[EXTRACTED MATERIAL]
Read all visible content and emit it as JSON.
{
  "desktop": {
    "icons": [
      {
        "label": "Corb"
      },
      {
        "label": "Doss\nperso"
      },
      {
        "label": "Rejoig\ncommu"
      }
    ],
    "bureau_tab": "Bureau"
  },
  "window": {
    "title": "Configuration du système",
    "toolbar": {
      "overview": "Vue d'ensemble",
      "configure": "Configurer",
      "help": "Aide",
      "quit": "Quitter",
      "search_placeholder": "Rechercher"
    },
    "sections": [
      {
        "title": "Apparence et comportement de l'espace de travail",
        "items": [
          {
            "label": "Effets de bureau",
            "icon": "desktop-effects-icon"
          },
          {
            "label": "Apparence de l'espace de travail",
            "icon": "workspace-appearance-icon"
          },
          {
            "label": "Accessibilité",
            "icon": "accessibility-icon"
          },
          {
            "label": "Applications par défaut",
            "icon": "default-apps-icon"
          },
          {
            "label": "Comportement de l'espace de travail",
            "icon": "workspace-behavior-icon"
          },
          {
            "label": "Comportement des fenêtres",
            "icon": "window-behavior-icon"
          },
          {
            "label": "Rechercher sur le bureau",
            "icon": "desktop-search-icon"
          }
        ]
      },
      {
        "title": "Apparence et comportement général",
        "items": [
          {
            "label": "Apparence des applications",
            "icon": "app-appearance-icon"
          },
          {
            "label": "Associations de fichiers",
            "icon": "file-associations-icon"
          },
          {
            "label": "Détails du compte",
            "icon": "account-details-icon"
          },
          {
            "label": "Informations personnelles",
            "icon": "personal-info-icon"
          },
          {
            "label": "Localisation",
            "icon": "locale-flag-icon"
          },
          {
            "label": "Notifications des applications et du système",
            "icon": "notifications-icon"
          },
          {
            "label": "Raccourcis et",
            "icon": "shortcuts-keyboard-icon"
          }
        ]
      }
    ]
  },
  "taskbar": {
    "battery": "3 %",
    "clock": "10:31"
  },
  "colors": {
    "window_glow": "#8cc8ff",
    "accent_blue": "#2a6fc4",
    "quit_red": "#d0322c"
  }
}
...
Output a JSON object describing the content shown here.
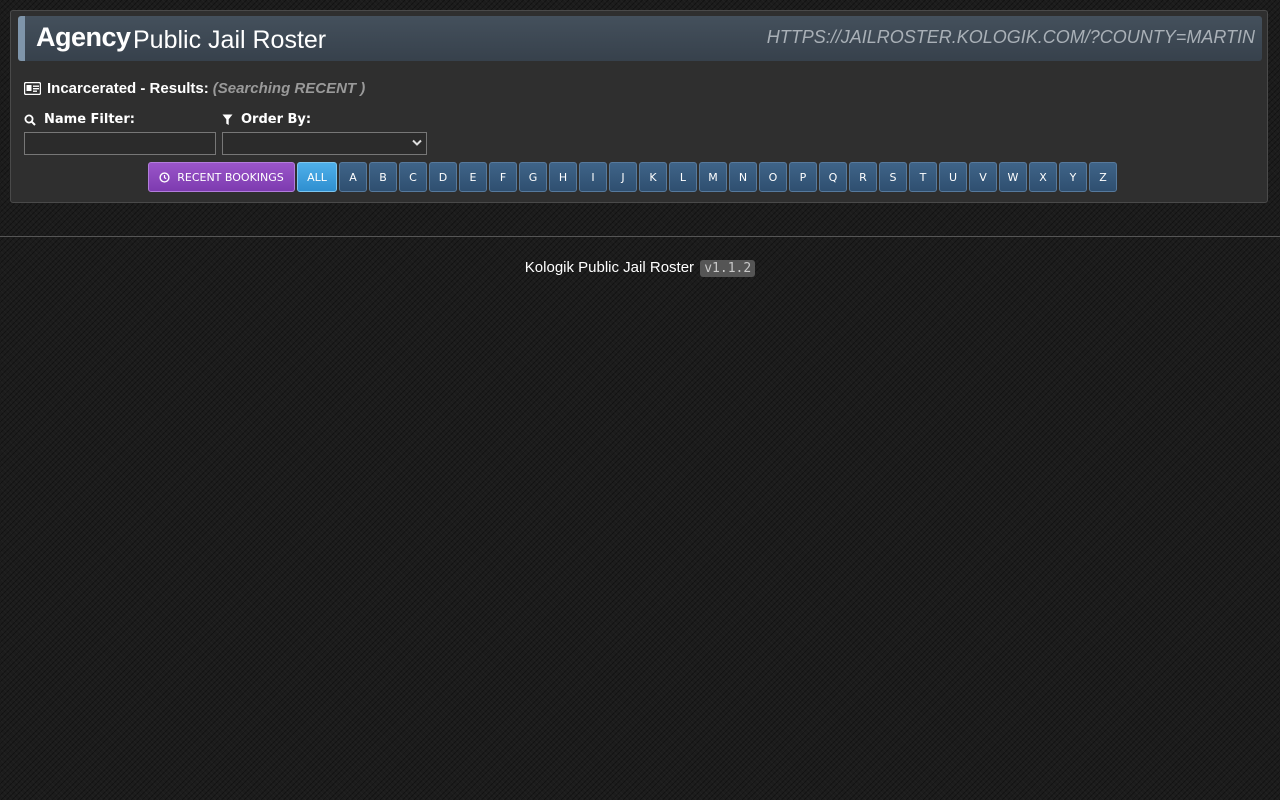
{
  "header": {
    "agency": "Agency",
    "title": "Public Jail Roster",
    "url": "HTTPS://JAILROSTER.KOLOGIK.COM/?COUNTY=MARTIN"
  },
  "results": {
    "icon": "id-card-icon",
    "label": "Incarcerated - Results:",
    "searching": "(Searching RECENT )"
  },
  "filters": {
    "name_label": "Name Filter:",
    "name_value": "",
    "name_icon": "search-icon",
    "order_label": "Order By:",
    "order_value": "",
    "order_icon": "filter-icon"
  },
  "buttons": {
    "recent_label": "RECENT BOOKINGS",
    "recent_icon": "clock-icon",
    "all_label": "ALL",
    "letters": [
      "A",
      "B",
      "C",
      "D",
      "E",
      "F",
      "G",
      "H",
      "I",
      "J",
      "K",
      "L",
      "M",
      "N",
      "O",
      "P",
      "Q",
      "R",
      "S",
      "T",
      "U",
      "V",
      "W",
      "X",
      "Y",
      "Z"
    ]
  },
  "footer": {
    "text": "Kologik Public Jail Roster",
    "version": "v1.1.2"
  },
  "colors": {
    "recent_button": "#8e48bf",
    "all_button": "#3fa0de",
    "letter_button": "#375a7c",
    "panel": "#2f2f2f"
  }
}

[DESCRIPTION OF THE TASK] Search the data for the string "Apparence". List each line that has it.

[EXERCISE RESULT]
        "title": "Apparence et comportement de l'espace de travail",
            "label": "Apparence de l'espace de travail",
        "title": "Apparence et comportement général",
            "label": "Apparence des applications",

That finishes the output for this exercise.